__Problem__
Copy each line of the listing below exactly.

__Data section__
↓↓↓

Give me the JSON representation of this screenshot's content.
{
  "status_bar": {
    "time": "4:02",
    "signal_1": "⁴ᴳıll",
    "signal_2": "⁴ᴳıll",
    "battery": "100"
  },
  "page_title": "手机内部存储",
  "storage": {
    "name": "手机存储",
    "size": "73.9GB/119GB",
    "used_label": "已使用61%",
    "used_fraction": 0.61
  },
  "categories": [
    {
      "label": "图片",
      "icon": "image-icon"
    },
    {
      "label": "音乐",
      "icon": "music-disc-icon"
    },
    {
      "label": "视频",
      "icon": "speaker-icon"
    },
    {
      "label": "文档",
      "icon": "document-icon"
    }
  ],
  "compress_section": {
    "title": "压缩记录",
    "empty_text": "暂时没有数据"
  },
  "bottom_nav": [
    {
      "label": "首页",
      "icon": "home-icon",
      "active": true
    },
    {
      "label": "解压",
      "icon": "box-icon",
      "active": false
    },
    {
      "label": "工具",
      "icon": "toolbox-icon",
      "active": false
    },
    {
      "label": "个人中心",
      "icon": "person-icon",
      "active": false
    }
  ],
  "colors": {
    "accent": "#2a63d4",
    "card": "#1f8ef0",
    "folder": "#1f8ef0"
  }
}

↑↑↑

__Solved problem__
Give me the JSON representation of this screenshot's content.
{
  "status_bar": {
    "time": "4:02",
    "signal_1": "⁴ᴳıll",
    "signal_2": "⁴ᴳıll",
    "battery": "100"
  },
  "page_title": "手机内部存储",
  "storage": {
    "name": "手机存储",
    "size": "73.9GB/119GB",
    "used_label": "已使用61%",
    "used_fraction": 0.61
  },
  "categories": [
    {
      "label": "图片",
      "icon": "image-icon"
    },
    {
      "label": "音乐",
      "icon": "music-disc-icon"
    },
    {
      "label": "视频",
      "icon": "speaker-icon"
    },
    {
      "label": "文档",
      "icon": "document-icon"
    }
  ],
  "compress_section": {
    "title": "压缩记录",
    "empty_text": "暂时没有数据"
  },
  "bottom_nav": [
    {
      "label": "首页",
      "icon": "home-icon",
      "active": true
    },
    {
      "label": "解压",
      "icon": "box-icon",
      "active": false
    },
    {
      "label": "工具",
      "icon": "toolbox-icon",
      "active": false
    },
    {
      "label": "个人中心",
      "icon": "person-icon",
      "active": false
    }
  ],
  "colors": {
    "accent": "#2a63d4",
    "card": "#1f8ef0",
    "folder": "#1f8ef0"
  }
}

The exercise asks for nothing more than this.